▸ **What you need to do**
What follows is a listing to be transcribed exactly.

** BEGIN **

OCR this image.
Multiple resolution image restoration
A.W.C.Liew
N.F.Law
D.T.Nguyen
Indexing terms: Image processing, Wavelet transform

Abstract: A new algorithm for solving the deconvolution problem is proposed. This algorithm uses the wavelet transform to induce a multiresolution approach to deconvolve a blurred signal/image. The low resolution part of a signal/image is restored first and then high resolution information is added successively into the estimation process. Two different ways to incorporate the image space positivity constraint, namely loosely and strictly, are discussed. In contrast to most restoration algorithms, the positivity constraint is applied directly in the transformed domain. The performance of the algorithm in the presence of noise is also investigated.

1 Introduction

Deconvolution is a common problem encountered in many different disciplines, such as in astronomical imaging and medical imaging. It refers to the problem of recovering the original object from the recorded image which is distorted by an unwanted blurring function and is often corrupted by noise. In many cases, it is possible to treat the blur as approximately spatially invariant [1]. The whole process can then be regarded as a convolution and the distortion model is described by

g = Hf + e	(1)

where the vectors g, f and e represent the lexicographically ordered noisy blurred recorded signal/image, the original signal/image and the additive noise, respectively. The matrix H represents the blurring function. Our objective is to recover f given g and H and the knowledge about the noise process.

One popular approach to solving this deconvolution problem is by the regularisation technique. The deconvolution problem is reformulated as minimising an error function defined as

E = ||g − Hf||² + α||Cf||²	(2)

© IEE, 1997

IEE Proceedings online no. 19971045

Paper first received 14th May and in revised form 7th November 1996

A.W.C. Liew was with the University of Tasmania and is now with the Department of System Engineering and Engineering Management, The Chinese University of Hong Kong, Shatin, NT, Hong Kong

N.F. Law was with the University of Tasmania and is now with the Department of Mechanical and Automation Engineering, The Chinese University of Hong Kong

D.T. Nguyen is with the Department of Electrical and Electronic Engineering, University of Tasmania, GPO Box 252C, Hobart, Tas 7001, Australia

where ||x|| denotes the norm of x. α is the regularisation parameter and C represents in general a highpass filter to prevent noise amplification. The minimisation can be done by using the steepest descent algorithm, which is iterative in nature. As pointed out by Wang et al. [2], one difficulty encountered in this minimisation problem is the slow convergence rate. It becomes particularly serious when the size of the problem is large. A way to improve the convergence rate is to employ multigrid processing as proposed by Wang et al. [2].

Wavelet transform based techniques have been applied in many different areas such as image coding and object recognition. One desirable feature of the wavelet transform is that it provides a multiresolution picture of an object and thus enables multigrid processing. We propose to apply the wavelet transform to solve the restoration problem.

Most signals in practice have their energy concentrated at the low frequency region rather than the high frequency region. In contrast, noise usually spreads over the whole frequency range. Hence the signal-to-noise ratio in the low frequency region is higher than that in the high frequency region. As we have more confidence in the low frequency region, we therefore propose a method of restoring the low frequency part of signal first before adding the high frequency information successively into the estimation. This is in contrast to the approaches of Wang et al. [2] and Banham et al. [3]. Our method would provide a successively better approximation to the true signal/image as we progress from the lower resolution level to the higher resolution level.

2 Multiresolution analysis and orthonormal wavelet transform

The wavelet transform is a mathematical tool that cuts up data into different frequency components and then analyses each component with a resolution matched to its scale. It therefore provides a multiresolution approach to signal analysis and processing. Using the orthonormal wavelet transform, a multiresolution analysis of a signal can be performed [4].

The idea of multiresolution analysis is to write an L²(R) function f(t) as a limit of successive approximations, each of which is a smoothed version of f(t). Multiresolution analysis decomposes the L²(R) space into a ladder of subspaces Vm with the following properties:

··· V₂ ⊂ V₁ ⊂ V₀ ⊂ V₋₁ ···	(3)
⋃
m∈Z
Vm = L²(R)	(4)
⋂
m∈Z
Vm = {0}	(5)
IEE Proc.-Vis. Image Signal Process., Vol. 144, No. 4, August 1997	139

** END **

▸ **Response to the exercise**
OCR this image.
Multiple resolution image restoration
A.W.C.Liew
N.F.Law
D.T.Nguyen
Indexing terms: Image processing, Wavelet transform

Abstract: A new algorithm for solving the deconvolution problem is proposed. This algorithm uses the wavelet transform to induce a multiresolution approach to deconvolve a blurred signal/image. The low resolution part of a signal/image is restored first and then high resolution information is added successively into the estimation process. Two different ways to incorporate the image space positivity constraint, namely loosely and strictly, are discussed. In contrast to most restoration algorithms, the positivity constraint is applied directly in the transformed domain. The performance of the algorithm in the presence of noise is also investigated.

1 Introduction

Deconvolution is a common problem encountered in many different disciplines, such as in astronomical imaging and medical imaging. It refers to the problem of recovering the original object from the recorded image which is distorted by an unwanted blurring function and is often corrupted by noise. In many cases, it is possible to treat the blur as approximately spatially invariant [1]. The whole process can then be regarded as a convolution and the distortion model is described by

g = Hf + e	(1)

where the vectors g, f and e represent the lexicographically ordered noisy blurred recorded signal/image, the original signal/image and the additive noise, respectively. The matrix H represents the blurring function. Our objective is to recover f given g and H and the knowledge about the noise process.

One popular approach to solving this deconvolution problem is by the regularisation technique. The deconvolution problem is reformulated as minimising an error function defined as

E = ||g − Hf||² + α||Cf||²	(2)

© IEE, 1997

IEE Proceedings online no. 19971045

Paper first received 14th May and in revised form 7th November 1996

A.W.C. Liew was with the University of Tasmania and is now with the Department of System Engineering and Engineering Management, The Chinese University of Hong Kong, Shatin, NT, Hong Kong

N.F. Law was with the University of Tasmania and is now with the Department of Mechanical and Automation Engineering, The Chinese University of Hong Kong

D.T. Nguyen is with the Department of Electrical and Electronic Engineering, University of Tasmania, GPO Box 252C, Hobart, Tas 7001, Australia

where ||x|| denotes the norm of x. α is the regularisation parameter and C represents in general a highpass filter to prevent noise amplification. The minimisation can be done by using the steepest descent algorithm, which is iterative in nature. As pointed out by Wang et al. [2], one difficulty encountered in this minimisation problem is the slow convergence rate. It becomes particularly serious when the size of the problem is large. A way to improve the convergence rate is to employ multigrid processing as proposed by Wang et al. [2].

Wavelet transform based techniques have been applied in many different areas such as image coding and object recognition. One desirable feature of the wavelet transform is that it provides a multiresolution picture of an object and thus enables multigrid processing. We propose to apply the wavelet transform to solve the restoration problem.

Most signals in practice have their energy concentrated at the low frequency region rather than the high frequency region. In contrast, noise usually spreads over the whole frequency range. Hence the signal-to-noise ratio in the low frequency region is higher than that in the high frequency region. As we have more confidence in the low frequency region, we therefore propose a method of restoring the low frequency part of signal first before adding the high frequency information successively into the estimation. This is in contrast to the approaches of Wang et al. [2] and Banham et al. [3]. Our method would provide a successively better approximation to the true signal/image as we progress from the lower resolution level to the higher resolution level.

2 Multiresolution analysis and orthonormal wavelet transform

The wavelet transform is a mathematical tool that cuts up data into different frequency components and then analyses each component with a resolution matched to its scale. It therefore provides a multiresolution approach to signal analysis and processing. Using the orthonormal wavelet transform, a multiresolution analysis of a signal can be performed [4].

The idea of multiresolution analysis is to write an L²(R) function f(t) as a limit of successive approximations, each of which is a smoothed version of f(t). Multiresolution analysis decomposes the L²(R) space into a ladder of subspaces Vm with the following properties:

··· V₂ ⊂ V₁ ⊂ V₀ ⊂ V₋₁ ···	(3)
⋃
m∈Z
Vm = L²(R)	(4)
⋂
m∈Z
Vm = {0}	(5)
IEE Proc.-Vis. Image Signal Process., Vol. 144, No. 4, August 1997	139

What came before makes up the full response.